> [THE RECORDS]:
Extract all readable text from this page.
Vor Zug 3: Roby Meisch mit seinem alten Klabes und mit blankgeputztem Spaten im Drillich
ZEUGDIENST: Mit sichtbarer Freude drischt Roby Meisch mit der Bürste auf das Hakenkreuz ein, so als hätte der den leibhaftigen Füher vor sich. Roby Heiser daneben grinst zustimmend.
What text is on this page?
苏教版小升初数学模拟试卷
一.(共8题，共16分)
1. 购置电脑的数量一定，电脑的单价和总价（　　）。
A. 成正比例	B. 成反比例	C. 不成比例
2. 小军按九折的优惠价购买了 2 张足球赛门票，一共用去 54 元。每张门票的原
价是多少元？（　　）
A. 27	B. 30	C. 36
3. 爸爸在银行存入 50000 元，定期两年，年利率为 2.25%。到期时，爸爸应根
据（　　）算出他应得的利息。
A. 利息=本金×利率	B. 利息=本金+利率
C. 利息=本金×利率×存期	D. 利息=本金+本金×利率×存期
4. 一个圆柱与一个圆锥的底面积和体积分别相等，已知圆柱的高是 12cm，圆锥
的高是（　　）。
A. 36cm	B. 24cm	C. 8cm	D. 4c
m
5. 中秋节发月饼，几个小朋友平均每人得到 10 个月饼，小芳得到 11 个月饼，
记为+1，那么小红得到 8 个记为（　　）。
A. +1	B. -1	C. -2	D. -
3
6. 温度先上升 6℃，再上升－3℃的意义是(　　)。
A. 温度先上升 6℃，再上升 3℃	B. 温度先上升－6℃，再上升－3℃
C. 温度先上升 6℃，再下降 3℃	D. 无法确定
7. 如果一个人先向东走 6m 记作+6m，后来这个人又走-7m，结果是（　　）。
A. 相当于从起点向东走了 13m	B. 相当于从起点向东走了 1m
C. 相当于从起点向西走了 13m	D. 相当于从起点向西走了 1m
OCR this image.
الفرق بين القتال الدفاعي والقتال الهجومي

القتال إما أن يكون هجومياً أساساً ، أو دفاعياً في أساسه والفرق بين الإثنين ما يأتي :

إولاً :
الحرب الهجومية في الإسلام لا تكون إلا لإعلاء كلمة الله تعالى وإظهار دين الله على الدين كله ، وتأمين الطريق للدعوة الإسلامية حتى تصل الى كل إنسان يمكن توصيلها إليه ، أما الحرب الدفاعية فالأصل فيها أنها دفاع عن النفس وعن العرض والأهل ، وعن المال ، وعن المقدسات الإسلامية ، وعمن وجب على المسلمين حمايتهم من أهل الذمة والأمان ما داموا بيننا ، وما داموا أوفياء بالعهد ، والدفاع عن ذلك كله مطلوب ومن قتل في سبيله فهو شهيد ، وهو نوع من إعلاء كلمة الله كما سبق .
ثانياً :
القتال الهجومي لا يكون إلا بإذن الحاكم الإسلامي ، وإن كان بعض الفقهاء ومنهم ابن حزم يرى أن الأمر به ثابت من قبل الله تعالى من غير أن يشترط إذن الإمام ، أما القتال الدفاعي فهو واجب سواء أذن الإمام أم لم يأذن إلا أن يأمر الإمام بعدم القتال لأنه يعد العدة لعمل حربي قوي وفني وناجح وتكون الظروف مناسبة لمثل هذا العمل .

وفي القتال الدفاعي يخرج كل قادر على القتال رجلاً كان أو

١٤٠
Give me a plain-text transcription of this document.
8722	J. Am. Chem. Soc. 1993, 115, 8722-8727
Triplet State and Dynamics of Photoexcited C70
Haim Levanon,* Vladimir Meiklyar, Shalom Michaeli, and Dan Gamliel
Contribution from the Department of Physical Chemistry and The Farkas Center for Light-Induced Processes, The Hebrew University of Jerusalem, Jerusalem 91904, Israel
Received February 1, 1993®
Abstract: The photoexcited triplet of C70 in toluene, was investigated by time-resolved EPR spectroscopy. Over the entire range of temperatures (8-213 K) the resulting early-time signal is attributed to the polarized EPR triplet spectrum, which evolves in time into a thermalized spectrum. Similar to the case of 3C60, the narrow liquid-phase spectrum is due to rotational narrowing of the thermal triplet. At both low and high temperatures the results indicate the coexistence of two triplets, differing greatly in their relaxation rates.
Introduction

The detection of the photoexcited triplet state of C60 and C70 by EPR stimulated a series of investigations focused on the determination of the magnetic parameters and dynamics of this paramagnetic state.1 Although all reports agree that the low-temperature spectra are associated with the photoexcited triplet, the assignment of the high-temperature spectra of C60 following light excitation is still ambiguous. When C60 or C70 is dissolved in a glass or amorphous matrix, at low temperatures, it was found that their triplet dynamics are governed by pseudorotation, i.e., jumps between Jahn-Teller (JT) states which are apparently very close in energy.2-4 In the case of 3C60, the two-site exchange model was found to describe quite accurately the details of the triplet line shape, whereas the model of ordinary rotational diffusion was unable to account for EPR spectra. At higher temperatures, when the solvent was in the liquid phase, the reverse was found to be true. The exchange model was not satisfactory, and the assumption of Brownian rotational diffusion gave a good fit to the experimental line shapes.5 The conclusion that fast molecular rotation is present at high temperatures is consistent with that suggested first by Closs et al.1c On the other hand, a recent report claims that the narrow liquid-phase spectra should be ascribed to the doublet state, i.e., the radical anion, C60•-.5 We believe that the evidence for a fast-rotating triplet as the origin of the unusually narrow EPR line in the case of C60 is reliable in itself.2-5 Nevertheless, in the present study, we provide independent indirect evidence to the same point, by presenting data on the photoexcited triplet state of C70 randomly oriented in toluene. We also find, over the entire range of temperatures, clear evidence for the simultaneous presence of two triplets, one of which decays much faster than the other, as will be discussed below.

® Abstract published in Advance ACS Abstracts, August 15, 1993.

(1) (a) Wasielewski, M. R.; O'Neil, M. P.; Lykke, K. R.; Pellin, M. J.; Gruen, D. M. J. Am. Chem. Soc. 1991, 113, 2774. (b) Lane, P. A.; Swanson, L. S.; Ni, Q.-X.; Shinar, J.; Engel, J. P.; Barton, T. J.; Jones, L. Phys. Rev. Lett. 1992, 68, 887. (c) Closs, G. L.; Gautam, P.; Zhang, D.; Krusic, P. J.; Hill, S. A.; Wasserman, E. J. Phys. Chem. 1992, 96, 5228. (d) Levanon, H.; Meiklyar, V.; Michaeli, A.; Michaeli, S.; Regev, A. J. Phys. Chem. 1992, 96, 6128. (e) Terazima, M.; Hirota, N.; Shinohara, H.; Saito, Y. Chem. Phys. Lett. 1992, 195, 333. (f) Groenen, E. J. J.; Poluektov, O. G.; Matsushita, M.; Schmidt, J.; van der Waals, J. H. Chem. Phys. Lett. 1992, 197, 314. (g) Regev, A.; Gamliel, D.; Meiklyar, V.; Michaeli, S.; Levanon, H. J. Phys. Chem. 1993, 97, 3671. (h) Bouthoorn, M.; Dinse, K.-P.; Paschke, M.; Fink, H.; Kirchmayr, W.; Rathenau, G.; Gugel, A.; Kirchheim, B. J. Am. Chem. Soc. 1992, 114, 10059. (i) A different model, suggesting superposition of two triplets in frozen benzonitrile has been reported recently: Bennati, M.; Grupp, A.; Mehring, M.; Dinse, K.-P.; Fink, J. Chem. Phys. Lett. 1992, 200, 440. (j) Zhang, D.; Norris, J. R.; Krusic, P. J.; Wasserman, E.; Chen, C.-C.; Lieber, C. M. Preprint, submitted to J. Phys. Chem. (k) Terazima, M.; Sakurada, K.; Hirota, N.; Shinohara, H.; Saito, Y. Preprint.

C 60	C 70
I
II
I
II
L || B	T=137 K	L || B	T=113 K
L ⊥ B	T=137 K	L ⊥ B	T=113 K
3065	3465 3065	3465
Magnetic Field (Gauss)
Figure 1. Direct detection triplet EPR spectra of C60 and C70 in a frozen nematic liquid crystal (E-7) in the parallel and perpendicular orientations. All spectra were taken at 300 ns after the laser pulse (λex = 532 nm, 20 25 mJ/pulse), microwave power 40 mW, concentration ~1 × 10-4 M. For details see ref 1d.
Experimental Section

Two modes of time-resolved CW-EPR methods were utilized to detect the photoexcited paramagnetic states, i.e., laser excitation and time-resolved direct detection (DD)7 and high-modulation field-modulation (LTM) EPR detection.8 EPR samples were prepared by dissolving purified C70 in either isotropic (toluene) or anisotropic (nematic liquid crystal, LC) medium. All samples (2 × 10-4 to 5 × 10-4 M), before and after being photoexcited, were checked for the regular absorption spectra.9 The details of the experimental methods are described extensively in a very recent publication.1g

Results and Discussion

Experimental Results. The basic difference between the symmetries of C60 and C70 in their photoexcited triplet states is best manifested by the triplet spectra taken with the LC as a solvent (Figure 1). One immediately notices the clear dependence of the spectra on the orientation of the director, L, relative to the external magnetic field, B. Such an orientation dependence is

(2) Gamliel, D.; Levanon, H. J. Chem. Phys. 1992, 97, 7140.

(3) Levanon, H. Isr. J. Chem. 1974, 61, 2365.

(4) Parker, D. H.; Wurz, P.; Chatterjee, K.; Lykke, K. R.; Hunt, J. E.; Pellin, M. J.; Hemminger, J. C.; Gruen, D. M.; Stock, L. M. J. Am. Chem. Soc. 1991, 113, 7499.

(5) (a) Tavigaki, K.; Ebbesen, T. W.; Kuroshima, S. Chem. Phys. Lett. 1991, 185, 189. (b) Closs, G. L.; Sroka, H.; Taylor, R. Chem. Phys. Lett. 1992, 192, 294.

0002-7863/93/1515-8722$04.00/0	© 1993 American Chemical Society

> [PROBLEM DETAILS]: Filter out all lines lacking the word "Meisch" and copy the rest.

> [OUTPUT FOR THIS TASK]:
Vor Zug 3: Roby Meisch mit seinem alten Klabes und mit blankgeputztem Spaten im Drillich
ZEUGDIENST: Mit sichtbarer Freude drischt Roby Meisch mit der Bürste auf das Hakenkreuz ein, so als hätte der den leibhaftigen Füher vor sich. Roby Heiser daneben grinst zustimmend.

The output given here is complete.